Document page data

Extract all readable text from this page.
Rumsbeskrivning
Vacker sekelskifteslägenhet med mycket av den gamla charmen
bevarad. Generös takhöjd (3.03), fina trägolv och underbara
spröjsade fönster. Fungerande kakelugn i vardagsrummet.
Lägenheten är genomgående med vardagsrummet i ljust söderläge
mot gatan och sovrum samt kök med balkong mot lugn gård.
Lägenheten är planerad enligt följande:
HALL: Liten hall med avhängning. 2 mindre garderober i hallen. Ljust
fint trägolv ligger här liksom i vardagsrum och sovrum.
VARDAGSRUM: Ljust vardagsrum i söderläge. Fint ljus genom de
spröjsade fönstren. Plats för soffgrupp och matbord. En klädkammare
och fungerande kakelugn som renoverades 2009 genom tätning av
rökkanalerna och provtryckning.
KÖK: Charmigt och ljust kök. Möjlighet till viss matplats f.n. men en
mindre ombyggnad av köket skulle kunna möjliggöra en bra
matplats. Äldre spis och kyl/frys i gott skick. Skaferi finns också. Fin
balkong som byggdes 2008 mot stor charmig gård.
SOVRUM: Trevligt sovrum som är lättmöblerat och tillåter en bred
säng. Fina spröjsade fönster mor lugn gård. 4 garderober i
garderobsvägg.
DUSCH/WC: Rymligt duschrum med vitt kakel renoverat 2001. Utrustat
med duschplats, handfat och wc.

* * *

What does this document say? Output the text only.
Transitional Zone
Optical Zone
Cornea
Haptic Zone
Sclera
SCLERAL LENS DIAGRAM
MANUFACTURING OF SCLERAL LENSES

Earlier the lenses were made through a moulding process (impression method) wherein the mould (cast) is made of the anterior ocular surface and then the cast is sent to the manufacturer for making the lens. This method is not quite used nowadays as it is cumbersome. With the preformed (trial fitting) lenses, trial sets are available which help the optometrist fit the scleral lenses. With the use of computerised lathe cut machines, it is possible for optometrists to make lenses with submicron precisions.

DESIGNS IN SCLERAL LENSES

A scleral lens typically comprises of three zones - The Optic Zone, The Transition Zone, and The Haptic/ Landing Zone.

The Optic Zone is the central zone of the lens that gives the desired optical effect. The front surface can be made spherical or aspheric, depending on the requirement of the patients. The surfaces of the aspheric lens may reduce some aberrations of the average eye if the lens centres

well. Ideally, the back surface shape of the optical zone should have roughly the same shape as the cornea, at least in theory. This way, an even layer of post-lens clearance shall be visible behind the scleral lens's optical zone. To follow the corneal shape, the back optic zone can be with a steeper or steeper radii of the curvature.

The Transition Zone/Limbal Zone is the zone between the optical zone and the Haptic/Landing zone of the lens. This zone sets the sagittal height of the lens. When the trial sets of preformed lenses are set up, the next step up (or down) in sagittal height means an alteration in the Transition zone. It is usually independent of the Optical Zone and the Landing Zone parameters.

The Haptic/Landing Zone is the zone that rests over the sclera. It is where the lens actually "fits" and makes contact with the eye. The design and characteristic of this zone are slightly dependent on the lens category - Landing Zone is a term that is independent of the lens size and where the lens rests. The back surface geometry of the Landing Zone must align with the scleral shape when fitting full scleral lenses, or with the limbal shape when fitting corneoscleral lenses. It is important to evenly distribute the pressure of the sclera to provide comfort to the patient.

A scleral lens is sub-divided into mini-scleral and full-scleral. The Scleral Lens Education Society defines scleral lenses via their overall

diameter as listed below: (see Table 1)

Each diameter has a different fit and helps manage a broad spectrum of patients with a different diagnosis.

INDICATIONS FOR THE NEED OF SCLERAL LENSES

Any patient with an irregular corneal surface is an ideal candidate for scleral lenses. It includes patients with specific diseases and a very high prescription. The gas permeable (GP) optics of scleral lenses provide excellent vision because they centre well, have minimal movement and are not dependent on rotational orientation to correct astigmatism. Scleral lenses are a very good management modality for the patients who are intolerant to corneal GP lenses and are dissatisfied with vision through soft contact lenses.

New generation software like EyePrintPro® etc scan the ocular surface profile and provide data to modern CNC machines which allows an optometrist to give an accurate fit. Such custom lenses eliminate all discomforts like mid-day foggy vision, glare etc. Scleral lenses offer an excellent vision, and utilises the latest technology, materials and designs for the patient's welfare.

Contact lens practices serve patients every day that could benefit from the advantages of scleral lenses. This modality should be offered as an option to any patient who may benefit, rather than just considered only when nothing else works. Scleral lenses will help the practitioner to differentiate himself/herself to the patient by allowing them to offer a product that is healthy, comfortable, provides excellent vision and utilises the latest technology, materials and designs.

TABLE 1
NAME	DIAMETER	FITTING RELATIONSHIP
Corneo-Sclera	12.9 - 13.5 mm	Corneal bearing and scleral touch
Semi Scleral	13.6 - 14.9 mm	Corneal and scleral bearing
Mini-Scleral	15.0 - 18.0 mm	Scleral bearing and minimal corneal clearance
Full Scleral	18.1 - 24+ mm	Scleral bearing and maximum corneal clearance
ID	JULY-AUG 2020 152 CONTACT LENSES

**WHAT IS NEEDED:**
Each line in the records above that contains the word "utilises" must be copied.

**SOLUTION FOR THIS TASK:**
New generation software like EyePrintPro® etc scan the ocular surface profile and provide data to modern CNC machines which allows an optometrist to give an accurate fit. Such custom lenses eliminate all discomforts like mid-day foggy vision, glare etc. Scleral lenses offer an excellent vision, and utilises the latest technology, materials and designs for the patient's welfare.
Contact lens practices serve patients every day that could benefit from the advantages of scleral lenses. This modality should be offered as an option to any patient who may benefit, rather than just considered only when nothing else works. Scleral lenses will help the practitioner to differentiate himself/herself to the patient by allowing them to offer a product that is healthy, comfortable, provides excellent vision and utilises the latest technology, materials and designs.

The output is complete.